→ **WHAT TO WORK ON**: Sift the listing for lines that hold the string "right" and pull them out.

-- DATASET ROWS start --

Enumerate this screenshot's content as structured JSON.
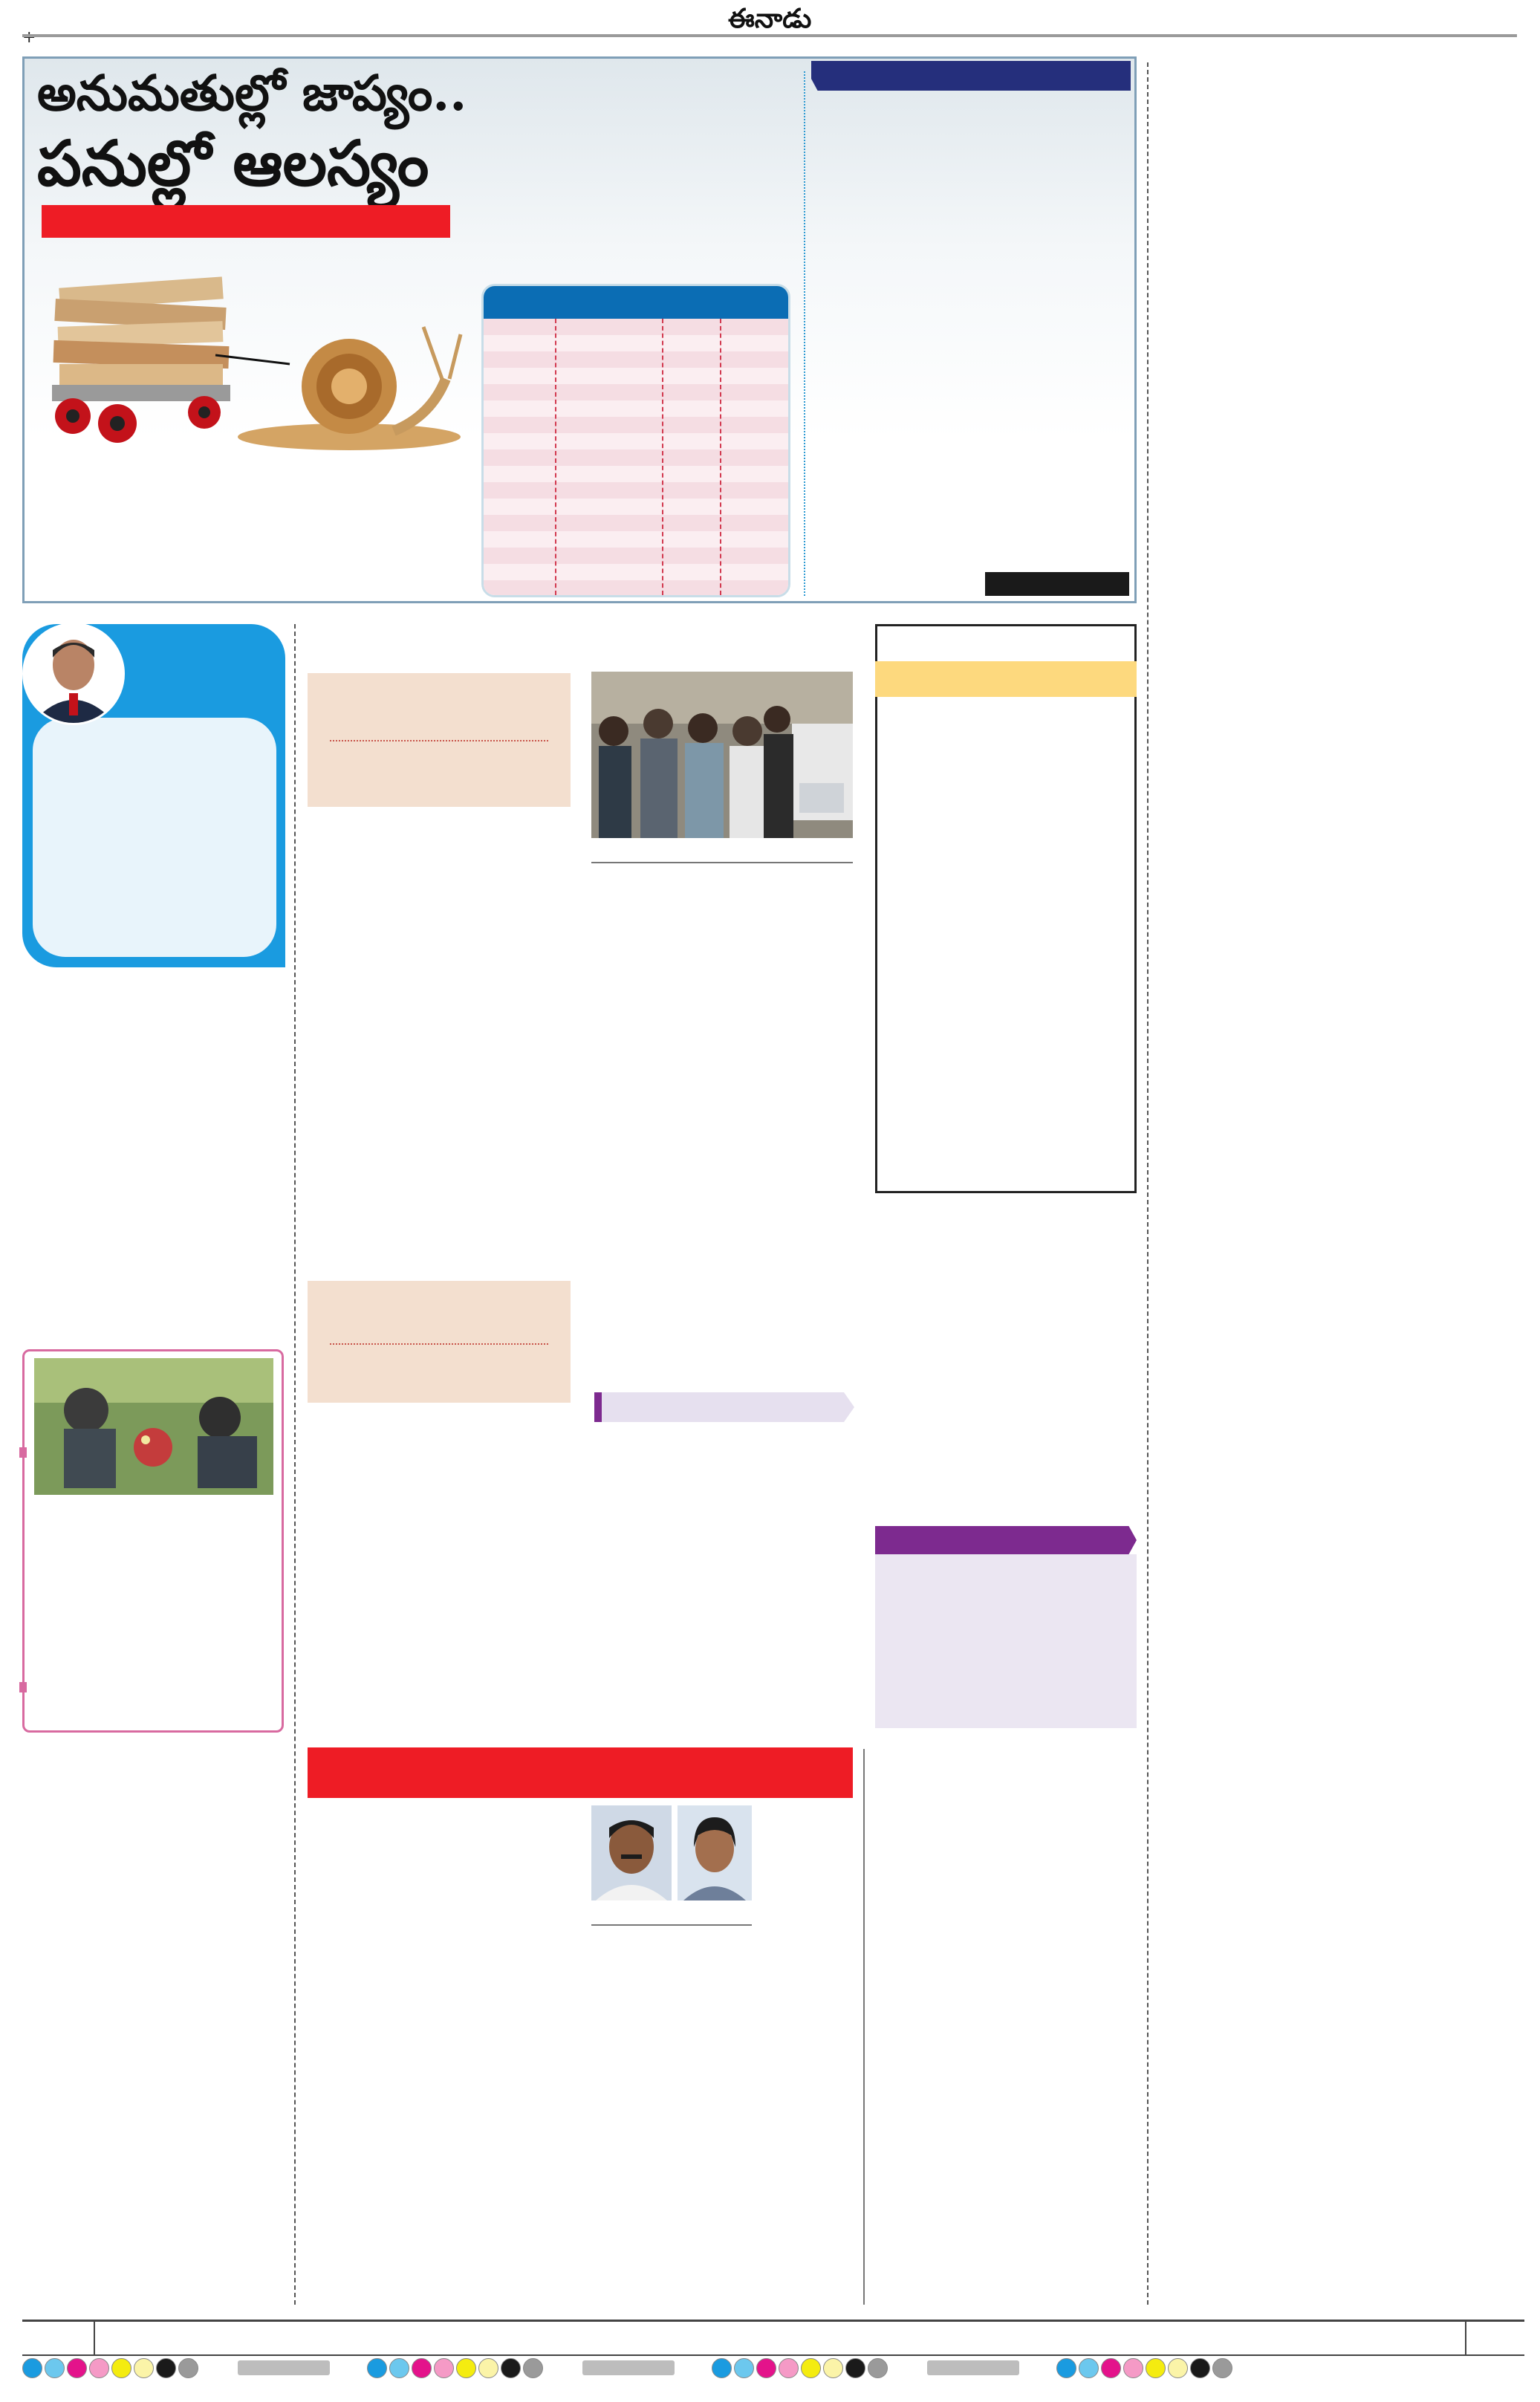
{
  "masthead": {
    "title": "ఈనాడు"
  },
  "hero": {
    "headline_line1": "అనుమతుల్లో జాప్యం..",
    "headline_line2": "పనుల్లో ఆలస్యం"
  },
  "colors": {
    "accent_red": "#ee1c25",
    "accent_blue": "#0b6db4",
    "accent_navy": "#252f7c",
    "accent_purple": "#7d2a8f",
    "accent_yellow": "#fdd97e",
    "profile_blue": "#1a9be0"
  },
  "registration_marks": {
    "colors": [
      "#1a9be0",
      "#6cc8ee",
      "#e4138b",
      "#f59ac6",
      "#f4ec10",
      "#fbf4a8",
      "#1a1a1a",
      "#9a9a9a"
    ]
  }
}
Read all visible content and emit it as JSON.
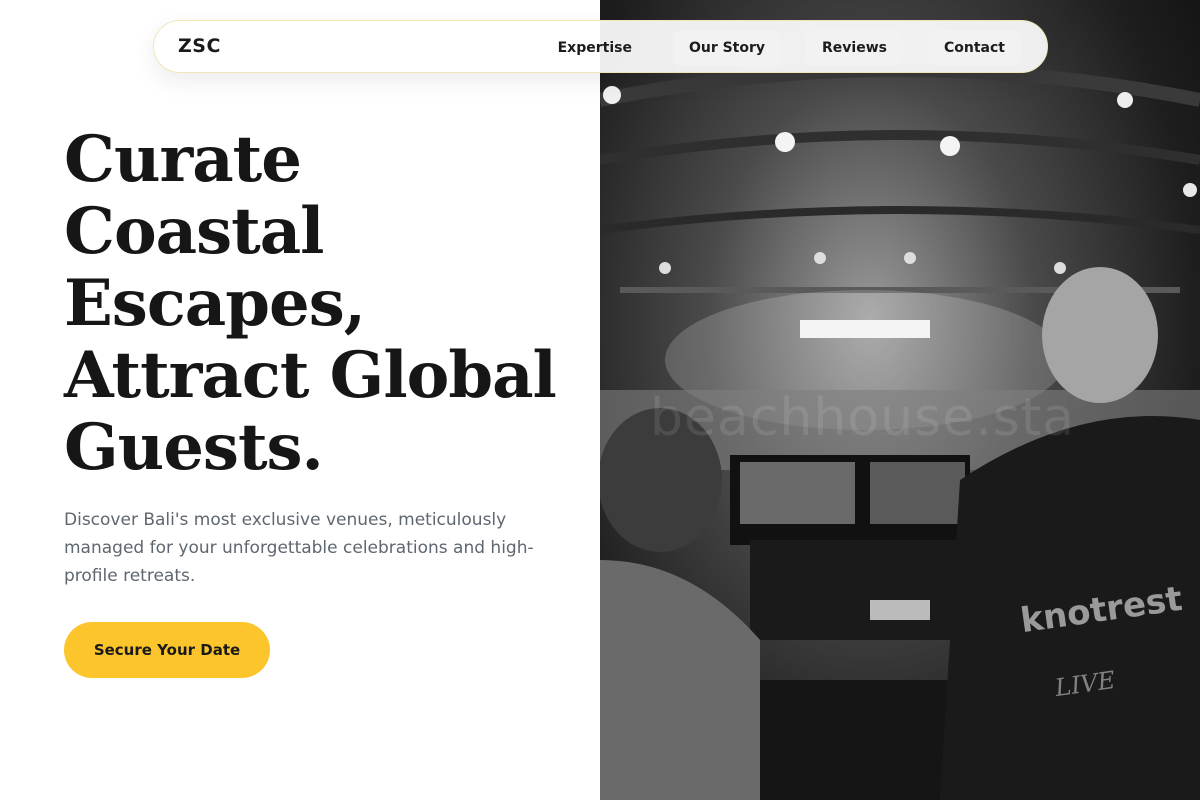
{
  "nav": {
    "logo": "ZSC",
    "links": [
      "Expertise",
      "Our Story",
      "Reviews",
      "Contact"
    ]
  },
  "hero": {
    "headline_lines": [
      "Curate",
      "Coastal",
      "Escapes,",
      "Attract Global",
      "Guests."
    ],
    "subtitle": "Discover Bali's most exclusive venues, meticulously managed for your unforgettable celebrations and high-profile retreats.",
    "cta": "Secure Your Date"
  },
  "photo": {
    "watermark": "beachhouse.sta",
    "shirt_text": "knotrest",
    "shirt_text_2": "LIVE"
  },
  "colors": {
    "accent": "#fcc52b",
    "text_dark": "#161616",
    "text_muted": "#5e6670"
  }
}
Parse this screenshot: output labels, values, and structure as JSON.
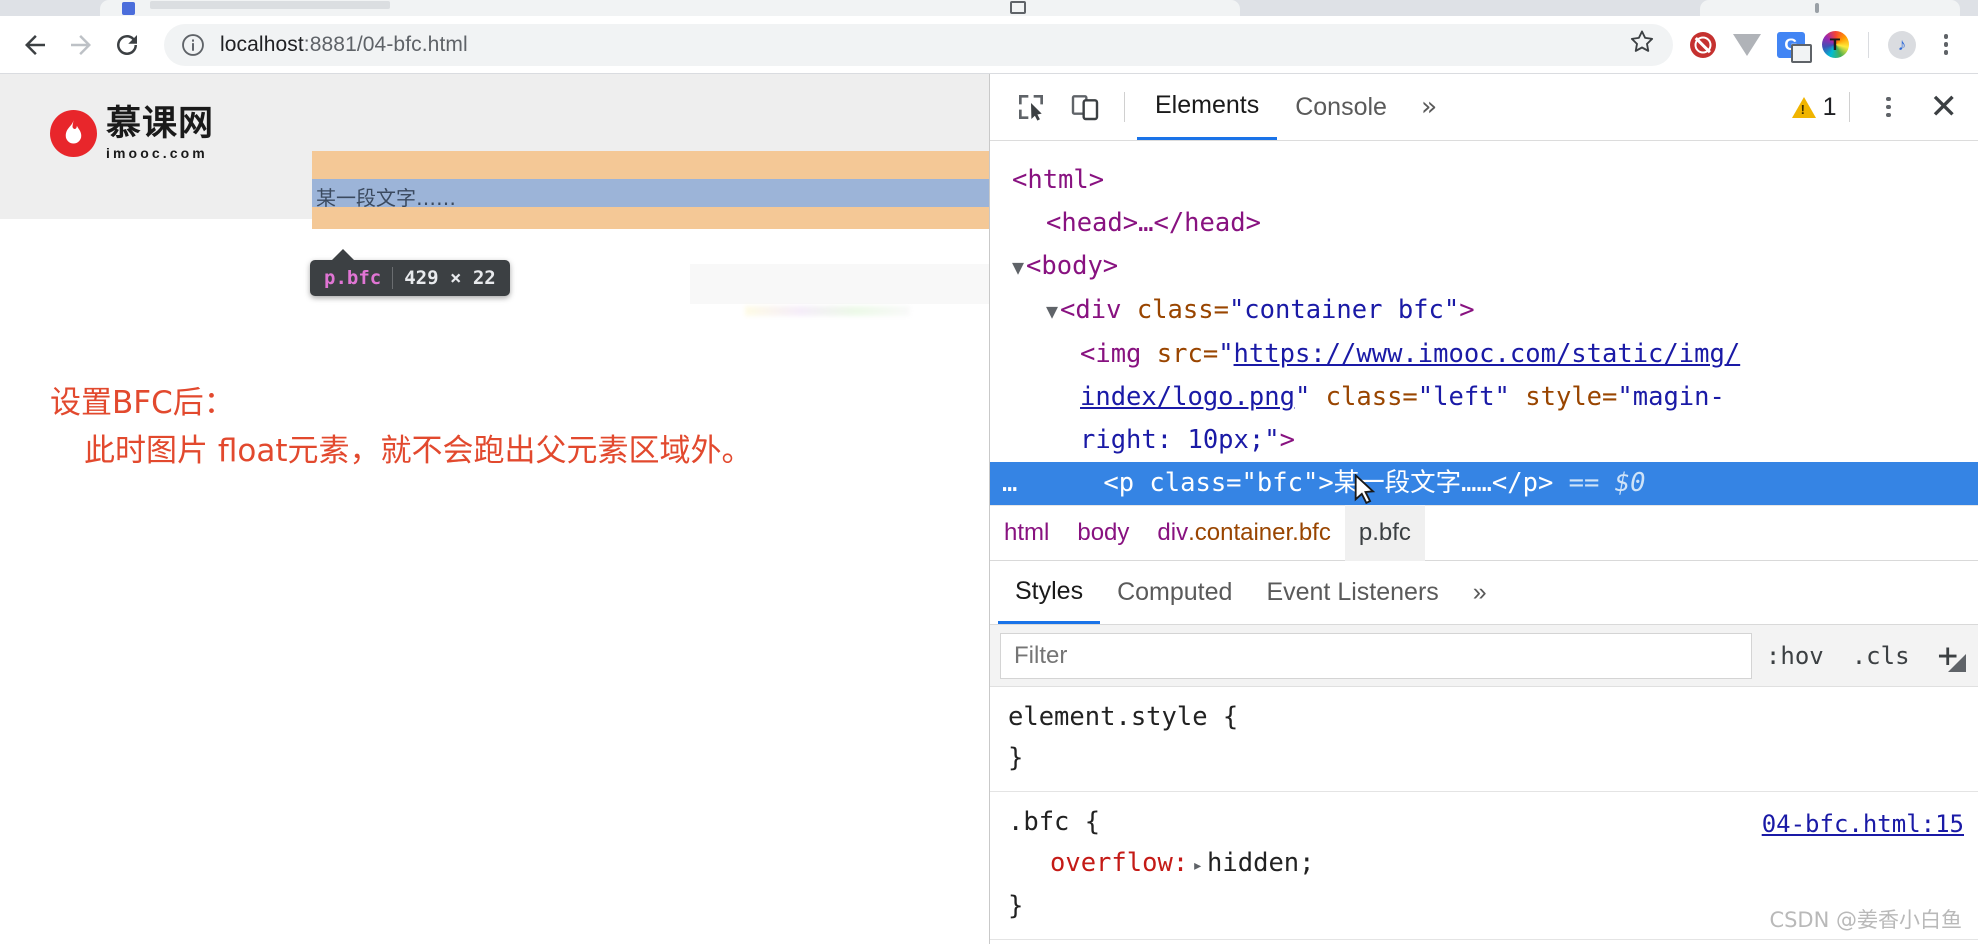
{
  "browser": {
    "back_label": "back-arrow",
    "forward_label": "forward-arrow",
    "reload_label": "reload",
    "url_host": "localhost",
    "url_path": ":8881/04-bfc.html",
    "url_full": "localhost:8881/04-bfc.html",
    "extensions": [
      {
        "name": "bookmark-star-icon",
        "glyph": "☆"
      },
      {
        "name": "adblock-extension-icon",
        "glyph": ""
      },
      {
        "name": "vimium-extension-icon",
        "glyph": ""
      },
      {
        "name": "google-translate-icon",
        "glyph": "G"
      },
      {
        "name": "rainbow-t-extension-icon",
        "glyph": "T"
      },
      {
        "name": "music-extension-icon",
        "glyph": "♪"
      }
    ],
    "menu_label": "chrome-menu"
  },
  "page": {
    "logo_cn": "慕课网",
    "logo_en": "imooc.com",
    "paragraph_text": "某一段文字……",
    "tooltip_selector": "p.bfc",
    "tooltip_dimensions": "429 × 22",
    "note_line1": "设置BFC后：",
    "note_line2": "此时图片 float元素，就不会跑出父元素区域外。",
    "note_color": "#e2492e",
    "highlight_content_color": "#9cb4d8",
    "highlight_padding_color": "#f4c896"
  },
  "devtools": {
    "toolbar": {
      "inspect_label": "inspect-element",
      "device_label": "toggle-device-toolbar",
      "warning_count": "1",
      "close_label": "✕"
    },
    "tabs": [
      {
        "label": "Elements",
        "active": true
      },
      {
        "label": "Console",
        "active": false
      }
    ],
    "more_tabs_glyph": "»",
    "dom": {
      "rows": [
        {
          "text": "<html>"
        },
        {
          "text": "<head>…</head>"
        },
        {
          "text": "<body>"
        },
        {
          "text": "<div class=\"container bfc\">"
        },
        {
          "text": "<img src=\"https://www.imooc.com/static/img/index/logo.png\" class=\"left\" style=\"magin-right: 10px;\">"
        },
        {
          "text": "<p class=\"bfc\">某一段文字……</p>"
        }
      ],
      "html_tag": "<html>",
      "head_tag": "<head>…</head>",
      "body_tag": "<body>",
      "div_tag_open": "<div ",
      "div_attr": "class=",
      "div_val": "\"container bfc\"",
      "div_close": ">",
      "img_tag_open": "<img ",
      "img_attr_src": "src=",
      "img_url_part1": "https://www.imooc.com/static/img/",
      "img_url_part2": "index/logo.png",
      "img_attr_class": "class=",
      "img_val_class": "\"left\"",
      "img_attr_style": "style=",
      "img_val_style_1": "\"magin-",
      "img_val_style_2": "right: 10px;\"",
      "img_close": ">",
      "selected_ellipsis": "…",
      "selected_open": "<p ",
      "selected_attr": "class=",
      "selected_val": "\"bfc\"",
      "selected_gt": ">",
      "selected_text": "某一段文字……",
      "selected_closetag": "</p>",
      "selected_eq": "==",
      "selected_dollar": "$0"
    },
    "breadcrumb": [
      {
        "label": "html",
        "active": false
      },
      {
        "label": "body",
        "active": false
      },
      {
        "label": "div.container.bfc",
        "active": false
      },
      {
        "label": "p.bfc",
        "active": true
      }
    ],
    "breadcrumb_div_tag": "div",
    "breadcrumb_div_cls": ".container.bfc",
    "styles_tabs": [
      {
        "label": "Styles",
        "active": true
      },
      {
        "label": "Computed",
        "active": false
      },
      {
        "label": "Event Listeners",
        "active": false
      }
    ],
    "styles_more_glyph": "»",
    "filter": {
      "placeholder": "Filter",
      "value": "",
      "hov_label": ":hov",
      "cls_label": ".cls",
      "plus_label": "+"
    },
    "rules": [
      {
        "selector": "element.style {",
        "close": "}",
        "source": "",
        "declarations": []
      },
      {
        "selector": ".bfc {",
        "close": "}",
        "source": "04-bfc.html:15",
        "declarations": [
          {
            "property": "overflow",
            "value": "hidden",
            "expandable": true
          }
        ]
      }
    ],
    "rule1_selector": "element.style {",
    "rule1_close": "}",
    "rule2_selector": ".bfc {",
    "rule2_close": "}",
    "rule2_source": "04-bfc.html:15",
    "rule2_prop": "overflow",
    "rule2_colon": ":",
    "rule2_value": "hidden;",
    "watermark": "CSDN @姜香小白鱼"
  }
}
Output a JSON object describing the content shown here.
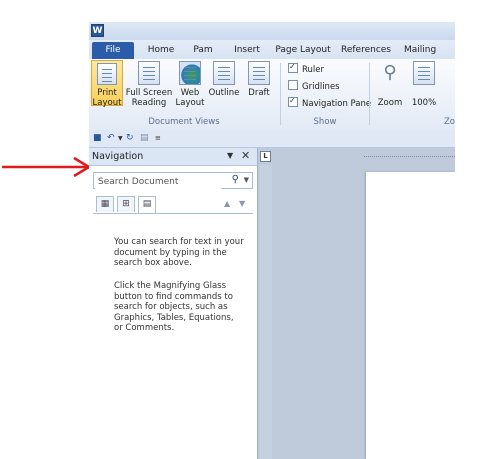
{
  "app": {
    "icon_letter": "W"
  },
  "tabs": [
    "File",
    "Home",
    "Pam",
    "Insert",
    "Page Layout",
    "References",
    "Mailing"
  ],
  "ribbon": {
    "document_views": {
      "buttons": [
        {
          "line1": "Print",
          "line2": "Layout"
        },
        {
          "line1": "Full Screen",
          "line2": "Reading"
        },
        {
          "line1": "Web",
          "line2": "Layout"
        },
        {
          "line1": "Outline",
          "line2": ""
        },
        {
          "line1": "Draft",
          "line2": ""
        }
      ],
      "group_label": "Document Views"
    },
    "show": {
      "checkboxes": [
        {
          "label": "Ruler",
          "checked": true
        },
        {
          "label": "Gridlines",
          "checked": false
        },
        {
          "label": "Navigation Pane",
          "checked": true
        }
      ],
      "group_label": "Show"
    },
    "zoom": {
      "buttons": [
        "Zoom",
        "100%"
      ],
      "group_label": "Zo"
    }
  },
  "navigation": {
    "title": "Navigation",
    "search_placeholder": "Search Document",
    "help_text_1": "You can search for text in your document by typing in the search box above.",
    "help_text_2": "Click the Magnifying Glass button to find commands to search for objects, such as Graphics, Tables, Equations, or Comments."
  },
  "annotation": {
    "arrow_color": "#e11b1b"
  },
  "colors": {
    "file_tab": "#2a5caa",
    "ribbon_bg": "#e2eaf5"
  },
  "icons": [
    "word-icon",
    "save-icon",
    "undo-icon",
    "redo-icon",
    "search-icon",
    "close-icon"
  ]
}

-- DATASET ROWS end --

→ **WRITTEN SOLUTION**:
          "text": "<img src=\"https://www.imooc.com/static/img/index/logo.png\" class=\"left\" style=\"magin-right: 10px;\">"
      "img_val_style_2": "right: 10px;\"",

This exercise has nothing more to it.